For every line in the data below that contains "koji", copy the line.

[BEGIN]

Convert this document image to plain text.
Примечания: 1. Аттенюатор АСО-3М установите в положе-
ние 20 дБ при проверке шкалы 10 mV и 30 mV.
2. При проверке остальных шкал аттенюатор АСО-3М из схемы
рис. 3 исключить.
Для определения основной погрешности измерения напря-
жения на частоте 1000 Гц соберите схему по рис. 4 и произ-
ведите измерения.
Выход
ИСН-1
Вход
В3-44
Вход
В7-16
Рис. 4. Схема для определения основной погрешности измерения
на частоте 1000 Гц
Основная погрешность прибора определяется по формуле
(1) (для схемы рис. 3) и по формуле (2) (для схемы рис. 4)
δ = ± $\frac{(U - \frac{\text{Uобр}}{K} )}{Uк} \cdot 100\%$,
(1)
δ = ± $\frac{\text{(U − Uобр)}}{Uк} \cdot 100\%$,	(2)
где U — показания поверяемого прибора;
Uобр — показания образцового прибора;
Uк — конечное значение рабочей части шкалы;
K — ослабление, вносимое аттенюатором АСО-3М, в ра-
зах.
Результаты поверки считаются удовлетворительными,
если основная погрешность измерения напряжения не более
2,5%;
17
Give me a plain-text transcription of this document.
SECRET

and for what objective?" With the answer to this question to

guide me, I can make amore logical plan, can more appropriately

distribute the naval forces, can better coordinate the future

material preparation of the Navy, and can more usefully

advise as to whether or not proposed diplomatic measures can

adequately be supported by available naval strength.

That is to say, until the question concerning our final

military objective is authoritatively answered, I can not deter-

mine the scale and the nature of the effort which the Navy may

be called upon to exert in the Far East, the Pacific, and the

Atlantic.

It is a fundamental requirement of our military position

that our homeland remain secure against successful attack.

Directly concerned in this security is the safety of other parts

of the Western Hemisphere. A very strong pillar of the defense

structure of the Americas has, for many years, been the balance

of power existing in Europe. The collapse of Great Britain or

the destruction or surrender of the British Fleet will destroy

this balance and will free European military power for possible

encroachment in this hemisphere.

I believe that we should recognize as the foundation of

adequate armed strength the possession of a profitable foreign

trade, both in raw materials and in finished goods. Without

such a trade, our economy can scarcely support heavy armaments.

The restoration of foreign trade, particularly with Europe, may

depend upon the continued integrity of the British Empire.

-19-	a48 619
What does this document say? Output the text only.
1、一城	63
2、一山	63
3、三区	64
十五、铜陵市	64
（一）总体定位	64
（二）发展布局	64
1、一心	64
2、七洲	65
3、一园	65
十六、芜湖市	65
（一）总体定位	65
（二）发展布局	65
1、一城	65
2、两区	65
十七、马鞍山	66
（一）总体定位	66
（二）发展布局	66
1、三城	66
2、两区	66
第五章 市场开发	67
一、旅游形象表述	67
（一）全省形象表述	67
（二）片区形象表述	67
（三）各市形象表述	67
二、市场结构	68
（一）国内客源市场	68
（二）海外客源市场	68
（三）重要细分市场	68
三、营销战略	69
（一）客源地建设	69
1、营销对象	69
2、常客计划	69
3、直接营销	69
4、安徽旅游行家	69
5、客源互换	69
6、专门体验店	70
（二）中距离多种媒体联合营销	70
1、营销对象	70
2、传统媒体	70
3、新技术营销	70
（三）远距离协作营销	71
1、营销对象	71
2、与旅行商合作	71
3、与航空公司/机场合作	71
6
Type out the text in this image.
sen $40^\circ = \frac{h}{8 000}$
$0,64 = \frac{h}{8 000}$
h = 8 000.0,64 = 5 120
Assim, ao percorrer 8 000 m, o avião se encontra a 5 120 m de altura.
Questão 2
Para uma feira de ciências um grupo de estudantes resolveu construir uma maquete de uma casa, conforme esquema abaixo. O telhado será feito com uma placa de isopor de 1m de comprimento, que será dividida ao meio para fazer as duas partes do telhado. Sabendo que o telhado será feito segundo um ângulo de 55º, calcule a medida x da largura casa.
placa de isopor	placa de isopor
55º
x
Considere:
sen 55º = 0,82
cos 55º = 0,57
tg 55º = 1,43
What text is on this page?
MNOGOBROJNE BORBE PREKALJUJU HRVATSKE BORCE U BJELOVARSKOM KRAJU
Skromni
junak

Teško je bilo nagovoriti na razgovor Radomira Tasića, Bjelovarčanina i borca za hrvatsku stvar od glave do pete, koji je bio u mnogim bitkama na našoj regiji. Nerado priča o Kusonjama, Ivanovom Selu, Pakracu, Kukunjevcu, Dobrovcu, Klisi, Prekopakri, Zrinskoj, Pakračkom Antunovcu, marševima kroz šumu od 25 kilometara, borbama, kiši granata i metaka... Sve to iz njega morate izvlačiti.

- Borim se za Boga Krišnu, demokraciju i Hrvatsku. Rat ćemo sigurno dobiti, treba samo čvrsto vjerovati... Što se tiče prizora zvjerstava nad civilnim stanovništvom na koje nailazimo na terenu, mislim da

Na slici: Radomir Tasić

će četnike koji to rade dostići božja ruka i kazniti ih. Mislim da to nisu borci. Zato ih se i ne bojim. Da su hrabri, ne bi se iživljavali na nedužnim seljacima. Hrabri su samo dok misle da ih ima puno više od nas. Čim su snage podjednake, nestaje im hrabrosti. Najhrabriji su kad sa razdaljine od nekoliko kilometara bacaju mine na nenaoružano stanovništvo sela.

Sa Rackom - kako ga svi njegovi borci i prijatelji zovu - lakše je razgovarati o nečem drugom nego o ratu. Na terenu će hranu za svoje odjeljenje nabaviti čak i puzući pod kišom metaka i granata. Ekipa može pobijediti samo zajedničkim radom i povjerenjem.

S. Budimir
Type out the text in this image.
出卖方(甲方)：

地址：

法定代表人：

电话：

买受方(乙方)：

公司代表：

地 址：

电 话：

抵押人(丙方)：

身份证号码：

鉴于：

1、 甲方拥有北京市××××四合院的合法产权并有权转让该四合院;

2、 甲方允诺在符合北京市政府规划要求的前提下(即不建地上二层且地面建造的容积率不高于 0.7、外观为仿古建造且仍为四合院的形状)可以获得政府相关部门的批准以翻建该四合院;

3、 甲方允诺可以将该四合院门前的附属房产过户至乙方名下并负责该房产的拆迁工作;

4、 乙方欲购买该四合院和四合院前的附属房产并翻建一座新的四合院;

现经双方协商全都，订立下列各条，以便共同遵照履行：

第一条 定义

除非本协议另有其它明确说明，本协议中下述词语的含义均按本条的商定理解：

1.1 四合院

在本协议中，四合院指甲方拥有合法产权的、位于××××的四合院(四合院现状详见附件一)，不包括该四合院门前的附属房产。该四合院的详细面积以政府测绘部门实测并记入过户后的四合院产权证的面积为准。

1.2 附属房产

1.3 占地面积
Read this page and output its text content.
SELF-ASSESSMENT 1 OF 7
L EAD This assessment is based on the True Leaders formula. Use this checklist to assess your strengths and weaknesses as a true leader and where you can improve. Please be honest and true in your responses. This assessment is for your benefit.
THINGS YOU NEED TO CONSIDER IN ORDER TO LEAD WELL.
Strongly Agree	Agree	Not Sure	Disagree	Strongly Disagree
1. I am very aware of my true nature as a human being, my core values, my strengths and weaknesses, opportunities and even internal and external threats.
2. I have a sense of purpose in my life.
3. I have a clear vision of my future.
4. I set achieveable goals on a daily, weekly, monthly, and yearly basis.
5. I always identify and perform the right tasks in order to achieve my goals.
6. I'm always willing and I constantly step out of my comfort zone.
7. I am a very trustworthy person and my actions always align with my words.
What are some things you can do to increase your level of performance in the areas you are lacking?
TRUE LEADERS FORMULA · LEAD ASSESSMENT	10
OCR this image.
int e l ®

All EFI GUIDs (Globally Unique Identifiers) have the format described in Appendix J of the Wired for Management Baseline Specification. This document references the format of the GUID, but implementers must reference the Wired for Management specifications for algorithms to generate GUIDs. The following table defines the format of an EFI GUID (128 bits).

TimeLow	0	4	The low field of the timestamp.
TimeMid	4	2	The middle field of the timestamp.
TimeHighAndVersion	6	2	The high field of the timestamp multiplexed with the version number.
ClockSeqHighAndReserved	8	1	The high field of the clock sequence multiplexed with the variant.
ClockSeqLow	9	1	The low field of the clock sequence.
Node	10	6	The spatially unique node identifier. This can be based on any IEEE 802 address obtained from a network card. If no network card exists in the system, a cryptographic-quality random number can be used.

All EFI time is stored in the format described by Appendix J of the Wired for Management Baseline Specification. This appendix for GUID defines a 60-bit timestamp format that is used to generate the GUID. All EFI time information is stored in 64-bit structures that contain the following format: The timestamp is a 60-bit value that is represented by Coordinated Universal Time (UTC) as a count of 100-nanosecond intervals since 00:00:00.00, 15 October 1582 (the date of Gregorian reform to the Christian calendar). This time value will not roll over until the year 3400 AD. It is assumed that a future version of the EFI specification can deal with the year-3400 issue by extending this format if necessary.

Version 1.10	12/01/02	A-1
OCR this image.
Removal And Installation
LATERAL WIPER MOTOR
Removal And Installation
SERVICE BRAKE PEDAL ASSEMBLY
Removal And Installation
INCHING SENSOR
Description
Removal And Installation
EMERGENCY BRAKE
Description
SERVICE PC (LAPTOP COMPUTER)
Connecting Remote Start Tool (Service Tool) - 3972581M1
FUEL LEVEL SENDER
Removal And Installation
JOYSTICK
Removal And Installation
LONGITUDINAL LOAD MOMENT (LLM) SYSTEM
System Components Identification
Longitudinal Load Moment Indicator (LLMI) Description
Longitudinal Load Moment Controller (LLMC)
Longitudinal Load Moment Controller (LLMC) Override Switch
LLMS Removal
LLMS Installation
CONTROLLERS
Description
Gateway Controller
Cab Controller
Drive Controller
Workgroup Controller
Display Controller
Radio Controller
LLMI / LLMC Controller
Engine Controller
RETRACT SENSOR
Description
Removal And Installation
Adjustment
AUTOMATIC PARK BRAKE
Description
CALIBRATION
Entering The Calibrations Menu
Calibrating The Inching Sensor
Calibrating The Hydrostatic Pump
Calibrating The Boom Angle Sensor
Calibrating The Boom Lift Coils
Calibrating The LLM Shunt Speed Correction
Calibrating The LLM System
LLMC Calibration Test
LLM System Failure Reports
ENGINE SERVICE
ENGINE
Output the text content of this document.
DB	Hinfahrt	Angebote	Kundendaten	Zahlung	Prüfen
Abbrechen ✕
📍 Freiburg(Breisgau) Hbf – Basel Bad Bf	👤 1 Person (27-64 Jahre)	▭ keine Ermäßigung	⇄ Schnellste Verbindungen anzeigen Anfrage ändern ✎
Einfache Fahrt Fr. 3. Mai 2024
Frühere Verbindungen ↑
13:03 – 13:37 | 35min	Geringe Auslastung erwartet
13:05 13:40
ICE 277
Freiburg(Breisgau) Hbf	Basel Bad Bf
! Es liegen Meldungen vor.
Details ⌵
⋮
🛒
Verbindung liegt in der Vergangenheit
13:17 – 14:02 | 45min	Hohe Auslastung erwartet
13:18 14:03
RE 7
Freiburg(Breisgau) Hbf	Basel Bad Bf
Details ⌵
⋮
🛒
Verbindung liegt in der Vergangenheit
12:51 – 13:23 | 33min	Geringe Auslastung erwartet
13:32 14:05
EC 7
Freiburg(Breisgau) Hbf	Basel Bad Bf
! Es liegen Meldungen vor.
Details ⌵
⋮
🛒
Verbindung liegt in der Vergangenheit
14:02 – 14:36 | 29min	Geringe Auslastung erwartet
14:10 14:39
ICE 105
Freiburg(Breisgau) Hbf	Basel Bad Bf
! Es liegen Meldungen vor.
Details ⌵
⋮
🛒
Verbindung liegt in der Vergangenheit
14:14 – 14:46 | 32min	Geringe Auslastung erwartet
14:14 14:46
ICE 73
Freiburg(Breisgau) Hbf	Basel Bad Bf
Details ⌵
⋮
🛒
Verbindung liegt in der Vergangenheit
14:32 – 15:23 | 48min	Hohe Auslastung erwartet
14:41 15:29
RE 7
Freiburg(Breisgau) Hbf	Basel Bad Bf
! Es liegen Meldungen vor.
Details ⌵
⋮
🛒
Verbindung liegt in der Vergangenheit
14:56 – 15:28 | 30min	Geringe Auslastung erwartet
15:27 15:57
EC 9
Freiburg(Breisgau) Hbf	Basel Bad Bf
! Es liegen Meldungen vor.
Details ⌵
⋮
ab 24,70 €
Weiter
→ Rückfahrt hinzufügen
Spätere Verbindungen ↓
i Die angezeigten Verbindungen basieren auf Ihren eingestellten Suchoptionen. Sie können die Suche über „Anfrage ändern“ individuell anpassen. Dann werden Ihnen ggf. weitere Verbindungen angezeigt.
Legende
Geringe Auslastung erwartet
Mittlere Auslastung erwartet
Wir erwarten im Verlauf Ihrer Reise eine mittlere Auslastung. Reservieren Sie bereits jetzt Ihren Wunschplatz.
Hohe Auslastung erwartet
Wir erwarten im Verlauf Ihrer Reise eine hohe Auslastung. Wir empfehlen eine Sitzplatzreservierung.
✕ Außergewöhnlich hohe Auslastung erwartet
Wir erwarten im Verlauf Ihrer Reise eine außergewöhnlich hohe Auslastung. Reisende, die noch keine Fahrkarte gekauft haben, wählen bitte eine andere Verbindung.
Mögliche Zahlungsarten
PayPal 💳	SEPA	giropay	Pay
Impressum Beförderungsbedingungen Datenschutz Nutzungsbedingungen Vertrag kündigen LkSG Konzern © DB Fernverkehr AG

[END]

● **Task solution**
Teško je bilo nagovoriti na razgovor Radomira Tasića, Bjelovarčanina i borca za hrvatsku stvar od glave do pete, koji je bio u mnogim bitkama na našoj regiji. Nerado priča o Kusonjama, Ivanovom Selu, Pakracu, Kukunjevcu, Dobrovcu, Klisi, Prekopakri, Zrinskoj, Pakračkom Antunovcu, marševima kroz šumu od 25 kilometara, borbama, kiši granata i metaka... Sve to iz njega morate izvlačiti.
će četnike koji to rade dostići božja ruka i kazniti ih. Mislim da to nisu borci. Zato ih se i ne bojim. Da su hrabri, ne bi se iživljavali na nedužnim seljacima. Hrabri su samo dok misle da ih ima puno više od nas. Čim su snage podjednake, nestaje im hrabrosti. Najhrabriji su kad sa razdaljine od nekoliko kilometara bacaju mine na nenaoružano stanovništvo sela.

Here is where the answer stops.